* BEGIN Provided records *

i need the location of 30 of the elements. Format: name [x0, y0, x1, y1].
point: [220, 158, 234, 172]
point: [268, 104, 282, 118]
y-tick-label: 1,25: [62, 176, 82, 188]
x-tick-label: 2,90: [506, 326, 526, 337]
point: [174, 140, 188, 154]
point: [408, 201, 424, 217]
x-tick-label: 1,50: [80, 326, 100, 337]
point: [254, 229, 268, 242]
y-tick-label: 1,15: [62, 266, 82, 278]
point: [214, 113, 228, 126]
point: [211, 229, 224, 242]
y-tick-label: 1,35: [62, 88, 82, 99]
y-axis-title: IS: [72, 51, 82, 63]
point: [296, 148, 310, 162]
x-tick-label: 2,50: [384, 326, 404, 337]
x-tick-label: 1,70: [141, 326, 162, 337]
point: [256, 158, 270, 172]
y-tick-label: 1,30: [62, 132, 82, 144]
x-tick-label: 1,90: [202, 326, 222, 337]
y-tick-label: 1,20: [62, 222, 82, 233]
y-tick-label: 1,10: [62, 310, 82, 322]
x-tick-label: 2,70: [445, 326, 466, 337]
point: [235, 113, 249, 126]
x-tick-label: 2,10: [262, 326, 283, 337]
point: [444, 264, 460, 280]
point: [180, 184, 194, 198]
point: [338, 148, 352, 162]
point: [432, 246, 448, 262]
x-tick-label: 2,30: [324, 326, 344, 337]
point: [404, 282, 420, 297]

* END Provided records *

__Problem description__.
Update the lines above, changing every "x-tick-label" to "x-axis-tick" and keeping everything else the same.

__Task answer__.
i need the location of 30 of the elements. Format: name [x0, y0, x1, y1].
point: [220, 158, 234, 172]
point: [268, 104, 282, 118]
y-tick-label: 1,25: [62, 176, 82, 188]
x-axis-tick: 2,90: [506, 326, 526, 337]
point: [174, 140, 188, 154]
point: [408, 201, 424, 217]
x-axis-tick: 1,50: [80, 326, 100, 337]
point: [254, 229, 268, 242]
y-tick-label: 1,15: [62, 266, 82, 278]
point: [214, 113, 228, 126]
point: [211, 229, 224, 242]
y-tick-label: 1,35: [62, 88, 82, 99]
y-axis-title: IS: [72, 51, 82, 63]
point: [296, 148, 310, 162]
x-axis-tick: 2,50: [384, 326, 404, 337]
x-axis-tick: 1,70: [141, 326, 162, 337]
point: [256, 158, 270, 172]
y-tick-label: 1,30: [62, 132, 82, 144]
x-axis-tick: 1,90: [202, 326, 222, 337]
y-tick-label: 1,20: [62, 222, 82, 233]
y-tick-label: 1,10: [62, 310, 82, 322]
x-axis-tick: 2,70: [445, 326, 466, 337]
point: [235, 113, 249, 126]
x-axis-tick: 2,10: [262, 326, 283, 337]
point: [444, 264, 460, 280]
point: [180, 184, 194, 198]
point: [338, 148, 352, 162]
point: [432, 246, 448, 262]
x-axis-tick: 2,30: [324, 326, 344, 337]
point: [404, 282, 420, 297]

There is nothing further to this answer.